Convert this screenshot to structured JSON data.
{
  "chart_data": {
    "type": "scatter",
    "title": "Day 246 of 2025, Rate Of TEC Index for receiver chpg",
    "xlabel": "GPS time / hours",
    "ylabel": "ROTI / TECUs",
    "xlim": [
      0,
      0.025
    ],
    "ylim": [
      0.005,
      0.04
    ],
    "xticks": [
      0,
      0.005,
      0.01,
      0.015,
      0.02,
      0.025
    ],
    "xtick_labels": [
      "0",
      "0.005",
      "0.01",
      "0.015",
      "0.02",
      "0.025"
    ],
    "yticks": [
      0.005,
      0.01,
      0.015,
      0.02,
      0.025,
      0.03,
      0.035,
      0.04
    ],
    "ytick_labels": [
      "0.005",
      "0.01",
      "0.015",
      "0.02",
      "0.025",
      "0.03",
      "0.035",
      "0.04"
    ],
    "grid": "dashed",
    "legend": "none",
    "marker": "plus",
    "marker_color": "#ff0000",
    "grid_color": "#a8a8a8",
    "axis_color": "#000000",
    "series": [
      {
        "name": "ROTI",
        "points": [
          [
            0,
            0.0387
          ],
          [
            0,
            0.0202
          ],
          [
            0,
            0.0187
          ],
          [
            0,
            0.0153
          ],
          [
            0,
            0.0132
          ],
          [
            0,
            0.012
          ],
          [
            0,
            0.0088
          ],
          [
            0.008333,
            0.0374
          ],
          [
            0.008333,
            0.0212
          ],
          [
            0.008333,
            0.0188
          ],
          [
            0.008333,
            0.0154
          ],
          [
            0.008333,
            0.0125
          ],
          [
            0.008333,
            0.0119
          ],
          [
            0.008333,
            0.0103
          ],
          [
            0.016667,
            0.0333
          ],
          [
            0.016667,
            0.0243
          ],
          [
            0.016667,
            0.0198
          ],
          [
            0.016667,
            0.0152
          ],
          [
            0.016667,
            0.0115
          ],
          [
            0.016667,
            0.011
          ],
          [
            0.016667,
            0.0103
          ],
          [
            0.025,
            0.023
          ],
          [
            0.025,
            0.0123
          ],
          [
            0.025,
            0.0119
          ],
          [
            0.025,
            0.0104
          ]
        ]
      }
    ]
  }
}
...
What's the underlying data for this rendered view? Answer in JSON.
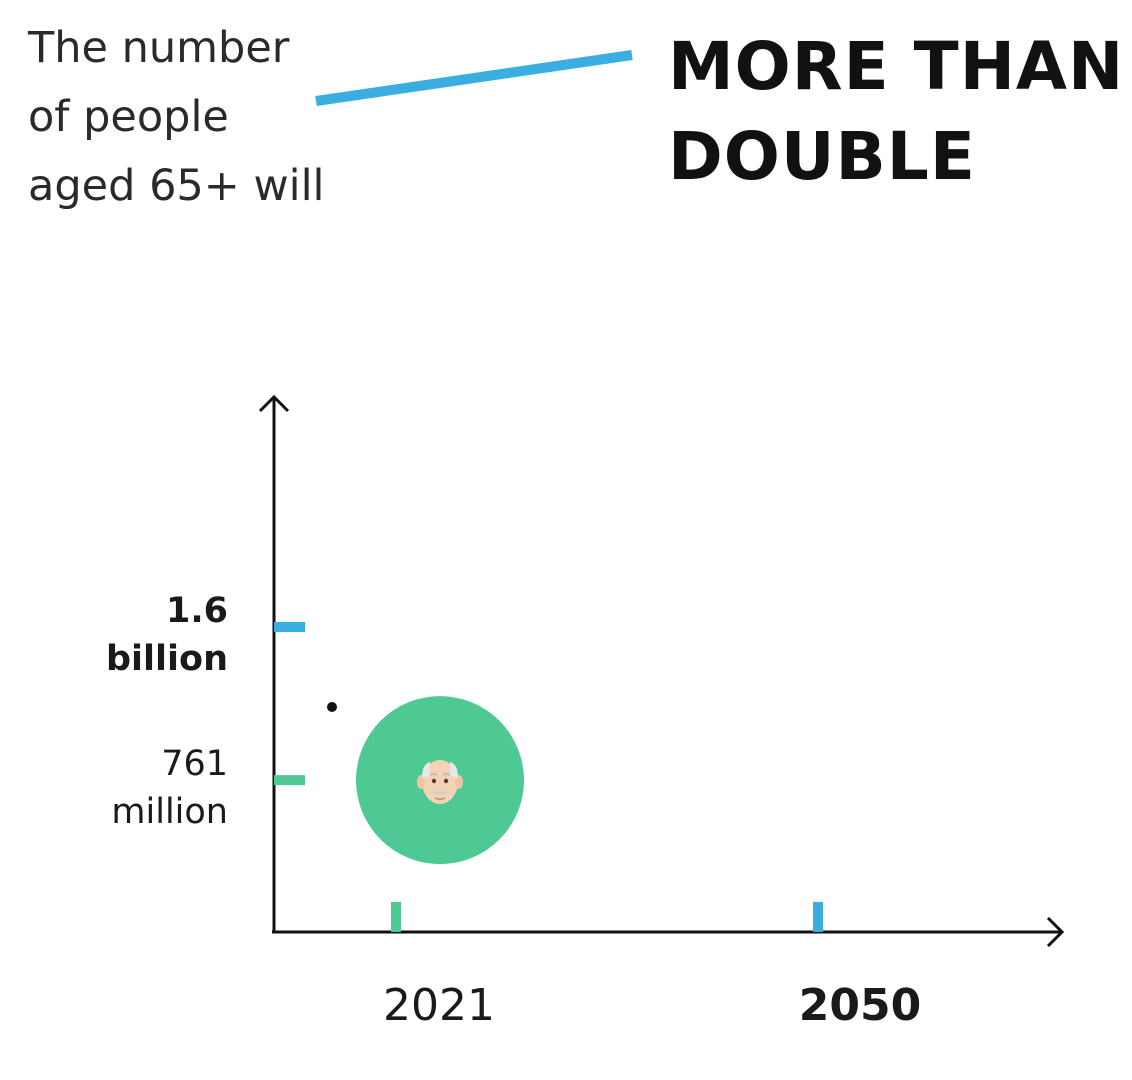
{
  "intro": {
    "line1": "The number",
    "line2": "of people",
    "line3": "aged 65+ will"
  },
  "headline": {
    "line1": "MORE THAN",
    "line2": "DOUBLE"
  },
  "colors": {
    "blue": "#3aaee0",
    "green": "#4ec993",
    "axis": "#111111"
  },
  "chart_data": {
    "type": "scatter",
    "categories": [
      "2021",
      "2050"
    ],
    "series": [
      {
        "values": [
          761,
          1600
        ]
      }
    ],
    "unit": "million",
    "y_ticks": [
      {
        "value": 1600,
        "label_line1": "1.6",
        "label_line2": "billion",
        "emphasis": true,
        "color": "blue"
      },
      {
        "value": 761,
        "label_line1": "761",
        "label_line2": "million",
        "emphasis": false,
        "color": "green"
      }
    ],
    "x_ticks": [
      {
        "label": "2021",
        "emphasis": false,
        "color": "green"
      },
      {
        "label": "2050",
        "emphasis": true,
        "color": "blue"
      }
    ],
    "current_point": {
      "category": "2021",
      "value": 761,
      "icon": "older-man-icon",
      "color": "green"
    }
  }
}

**Short problem:** Track down the lines that include the word "green" and copy them.

**Answer in full:**
    "green": "#4ec993",
        "color": "green"
        "color": "green"
      "color": "green"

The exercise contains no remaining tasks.